Request: Find all lines in the listing that include the word "Kimberly", then copy them.

** begin **

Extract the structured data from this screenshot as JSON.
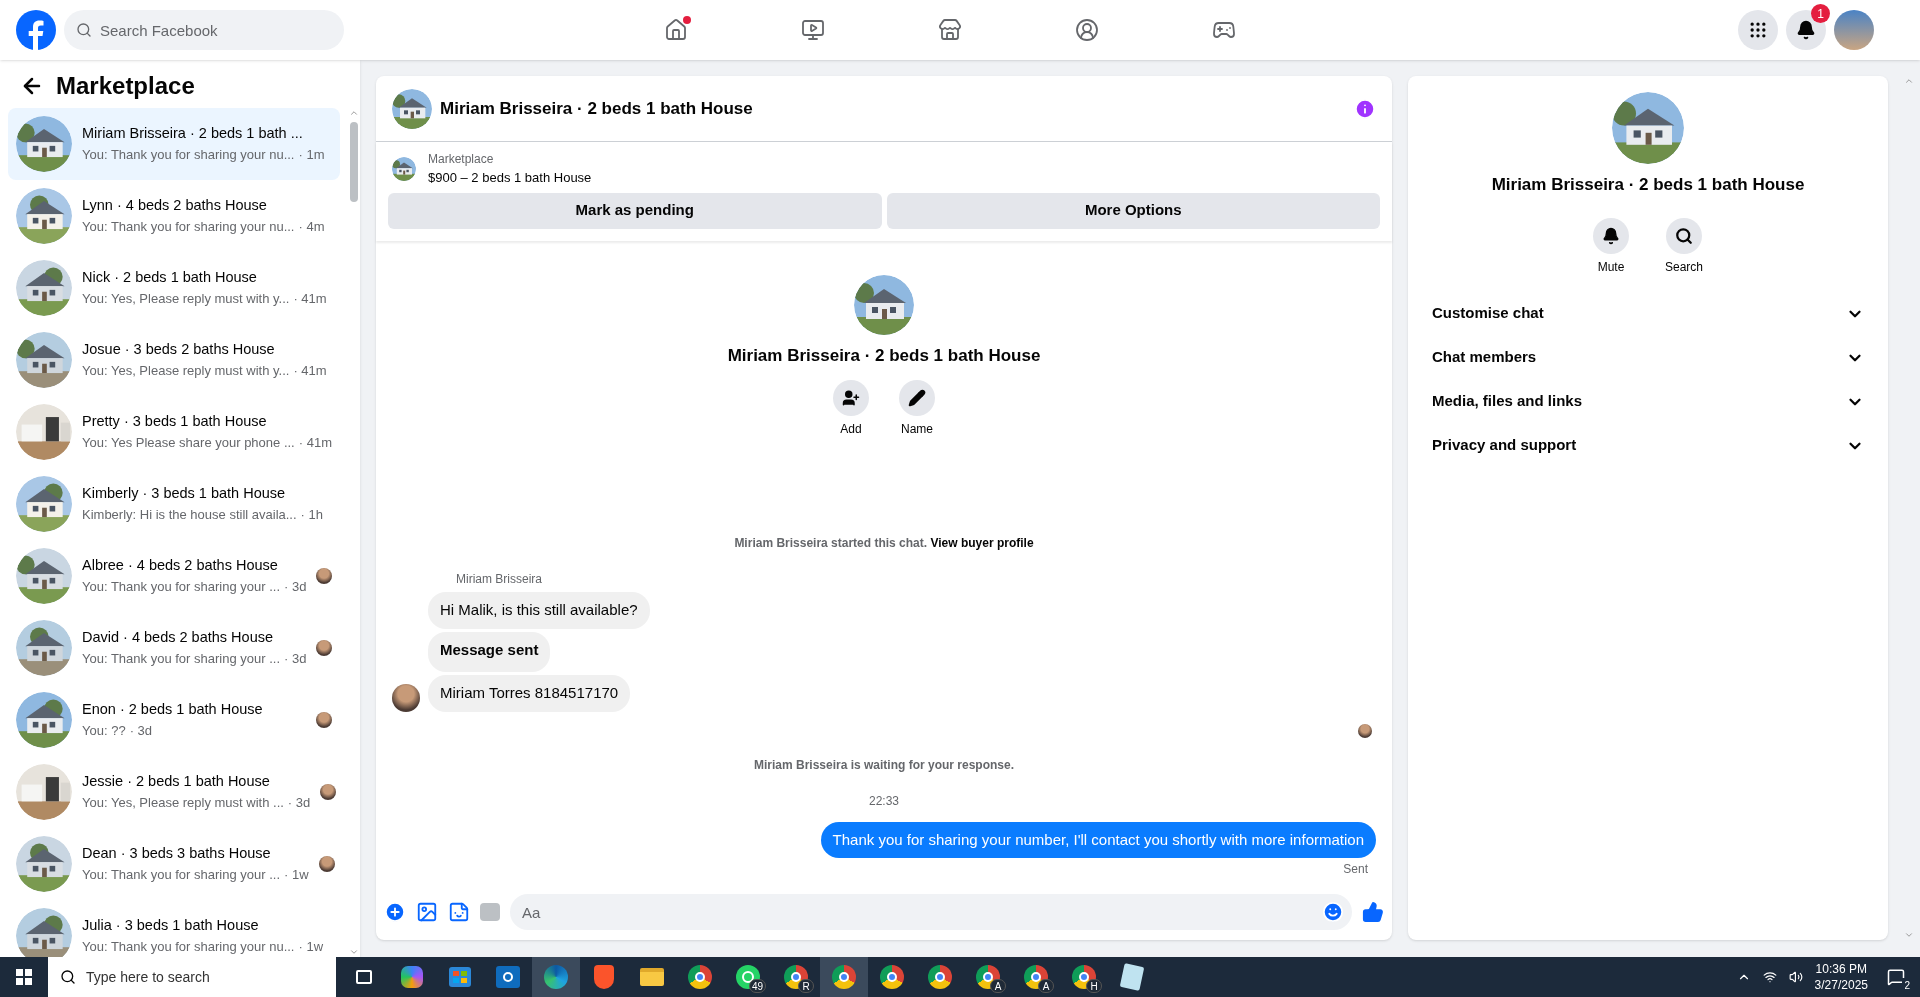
{
  "top_bar": {
    "search": {
      "placeholder": "Search Facebook"
    },
    "nav_tabs": [
      {
        "kind": "home",
        "dot": true
      },
      {
        "kind": "video",
        "dot": false
      },
      {
        "kind": "marketplace",
        "dot": false
      },
      {
        "kind": "groups",
        "dot": false
      },
      {
        "kind": "gaming",
        "dot": false
      }
    ],
    "notifications_badge": "1"
  },
  "sidebar": {
    "title": "Marketplace",
    "conversations": [
      {
        "title": "Miriam Brisseira · 2 beds 1 bath ...",
        "preview": "You: Thank you for sharing your nu...",
        "time": "· 1m",
        "selected": true,
        "seen": false
      },
      {
        "title": "Lynn · 4 beds 2 baths House",
        "preview": "You: Thank you for sharing your nu...",
        "time": "· 4m",
        "selected": false,
        "seen": false
      },
      {
        "title": "Nick · 2 beds 1 bath House",
        "preview": "You: Yes, Please reply must with y...",
        "time": "· 41m",
        "selected": false,
        "seen": false
      },
      {
        "title": "Josue · 3 beds 2 baths House",
        "preview": "You: Yes, Please reply must with y...",
        "time": "· 41m",
        "selected": false,
        "seen": false
      },
      {
        "title": "Pretty · 3 beds 1 bath House",
        "preview": "You: Yes Please share your phone ...",
        "time": "· 41m",
        "selected": false,
        "seen": false
      },
      {
        "title": "Kimberly · 3 beds 1 bath House",
        "preview": "Kimberly: Hi is the house still availa...",
        "time": "· 1h",
        "selected": false,
        "seen": false
      },
      {
        "title": "Albree · 4 beds 2 baths House",
        "preview": "You: Thank you for sharing your ...",
        "time": "· 3d",
        "selected": false,
        "seen": true
      },
      {
        "title": "David · 4 beds 2 baths House",
        "preview": "You: Thank you for sharing your ...",
        "time": "· 3d",
        "selected": false,
        "seen": true
      },
      {
        "title": "Enon · 2 beds 1 bath House",
        "preview": "You: ??",
        "time": "· 3d",
        "selected": false,
        "seen": true
      },
      {
        "title": "Jessie · 2 beds 1 bath House",
        "preview": "You: Yes, Please reply must with ...",
        "time": "· 3d",
        "selected": false,
        "seen": true
      },
      {
        "title": "Dean · 3 beds 3 baths House",
        "preview": "You: Thank you for sharing your ...",
        "time": "· 1w",
        "selected": false,
        "seen": true
      },
      {
        "title": "Julia · 3 beds 1 bath House",
        "preview": "You: Thank you for sharing your nu...",
        "time": "· 1w",
        "selected": false,
        "seen": false
      }
    ]
  },
  "chat": {
    "title": "Miriam Brisseira · 2 beds 1 bath House",
    "listing": {
      "source": "Marketplace",
      "title": "$900 – 2 beds 1 bath House"
    },
    "buttons": [
      "Mark as pending",
      "More Options"
    ],
    "intro": {
      "title": "Miriam Brisseira · 2 beds 1 bath House",
      "actions": [
        {
          "kind": "add",
          "label": "Add"
        },
        {
          "kind": "name",
          "label": "Name"
        }
      ]
    },
    "started_text": "Miriam Brisseira started this chat.",
    "profile_link": "View buyer profile",
    "sender_name": "Miriam Brisseira",
    "messages": [
      {
        "kind": "incoming",
        "text": "Hi Malik, is this still available?",
        "bold": false
      },
      {
        "kind": "incoming",
        "text": "Message sent",
        "bold": true
      },
      {
        "kind": "incoming",
        "text": "Miriam Torres 8184517170",
        "bold": false
      }
    ],
    "waiting_text": "Miriam Brisseira is waiting for your response.",
    "timestamp": "22:33",
    "outgoing": [
      {
        "kind": "outgoing",
        "text": "Thank you for sharing your number, I'll contact you shortly with more information",
        "bold": false
      }
    ],
    "status": "Sent",
    "composer": {
      "placeholder": "Aa"
    }
  },
  "info_panel": {
    "title": "Miriam Brisseira · 2 beds 1 bath House",
    "actions": [
      {
        "kind": "mute",
        "label": "Mute"
      },
      {
        "kind": "search",
        "label": "Search"
      }
    ],
    "sections": [
      {
        "label": "Customise chat",
        "expanded": false
      },
      {
        "label": "Chat members",
        "expanded": false
      },
      {
        "label": "Media, files and links",
        "expanded": false
      },
      {
        "label": "Privacy and support",
        "expanded": false
      }
    ]
  },
  "taskbar": {
    "search": {
      "placeholder": "Type here to search"
    },
    "apps": [
      {
        "kind": "taskview",
        "selected": false
      },
      {
        "kind": "copilot",
        "selected": false
      },
      {
        "kind": "store",
        "selected": false
      },
      {
        "kind": "outlook",
        "selected": false
      },
      {
        "kind": "edge",
        "selected": true
      },
      {
        "kind": "brave",
        "selected": false
      },
      {
        "kind": "files",
        "selected": false
      },
      {
        "kind": "chrome",
        "selected": false
      },
      {
        "kind": "whatsapp",
        "badge": "49",
        "selected": false
      },
      {
        "kind": "chrome",
        "badge": "R",
        "selected": false
      },
      {
        "kind": "chrome",
        "selected": true
      },
      {
        "kind": "chrome",
        "selected": false
      },
      {
        "kind": "chrome",
        "selected": false
      },
      {
        "kind": "chrome",
        "badge": "A",
        "selected": false
      },
      {
        "kind": "chrome",
        "badge": "A",
        "selected": false
      },
      {
        "kind": "chrome",
        "badge": "H",
        "selected": false
      },
      {
        "kind": "notepad",
        "selected": false
      }
    ],
    "time": "10:36 PM",
    "date": "3/27/2025",
    "notifications": "2"
  }
}
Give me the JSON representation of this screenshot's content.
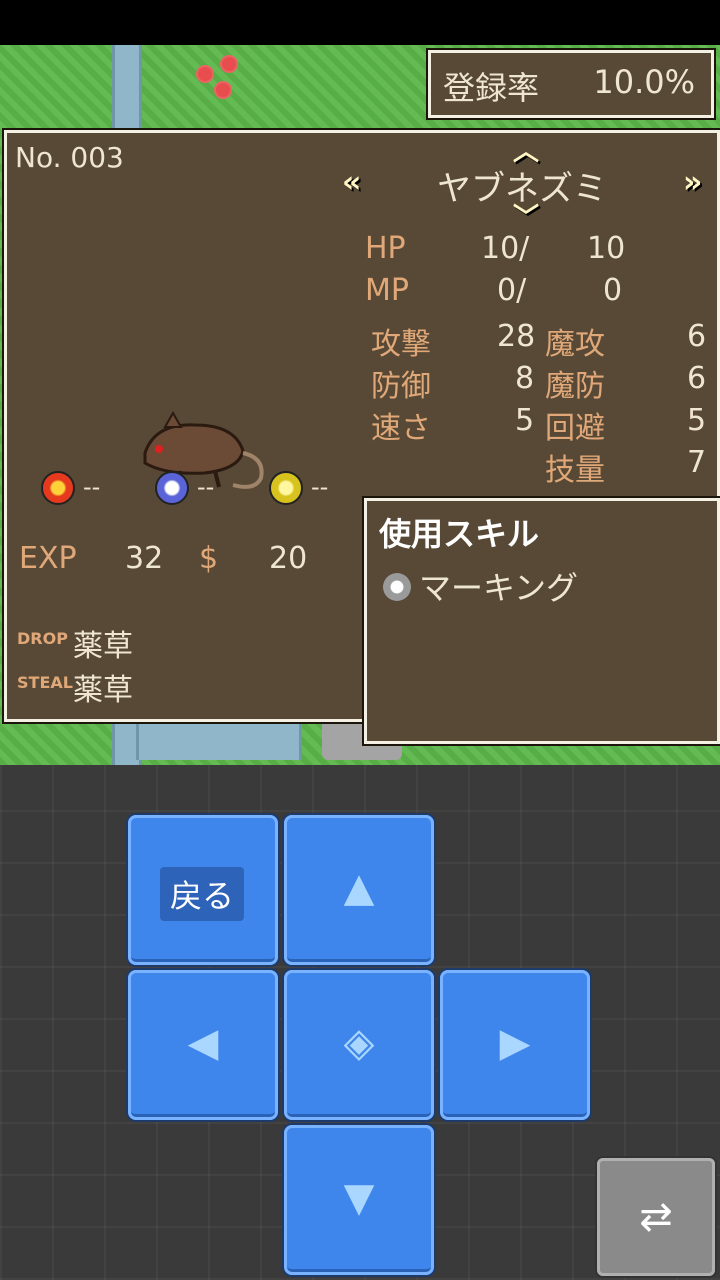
{
  "hud": {
    "rate_label": "登録率",
    "rate_value": "10.0%"
  },
  "monster": {
    "number": "No. 003",
    "name": "ヤブネズミ",
    "stats": {
      "hp_label": "HP",
      "hp_current": "10/",
      "hp_max": "10",
      "mp_label": "MP",
      "mp_current": "0/",
      "mp_max": "0",
      "atk_label": "攻撃",
      "atk": "28",
      "def_label": "防御",
      "def": "8",
      "spd_label": "速さ",
      "spd": "5",
      "matk_label": "魔攻",
      "matk": "6",
      "mdef_label": "魔防",
      "mdef": "6",
      "eva_label": "回避",
      "eva": "5",
      "tech_label": "技量",
      "tech": "7"
    },
    "resistances": [
      {
        "icon": "fire-icon",
        "value": "--",
        "color": "#e63a1f"
      },
      {
        "icon": "ice-icon",
        "value": "--",
        "color": "#5a63d8"
      },
      {
        "icon": "thunder-icon",
        "value": "--",
        "color": "#d8c21e"
      }
    ],
    "exp_label": "EXP",
    "exp": "32",
    "gold_label": "$",
    "gold": "20",
    "drop_label": "DROP",
    "drop": "薬草",
    "steal_label": "STEAL",
    "steal": "薬草"
  },
  "skills": {
    "title": "使用スキル",
    "items": [
      "マーキング"
    ]
  },
  "controls": {
    "back_label": "戻る",
    "up_icon": "up-arrow-icon",
    "down_icon": "down-arrow-icon",
    "left_icon": "left-arrow-icon",
    "right_icon": "right-arrow-icon",
    "center_icon": "confirm-icon",
    "swap_icon": "swap-icon"
  },
  "colors": {
    "panel": "#574935",
    "button": "#3f86ec",
    "grass": "#5cb64a"
  }
}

** end **

Full response:
        "title": "Kimberly · 3 beds 1 bath House",
        "preview": "Kimberly: Hi is the house still availa...",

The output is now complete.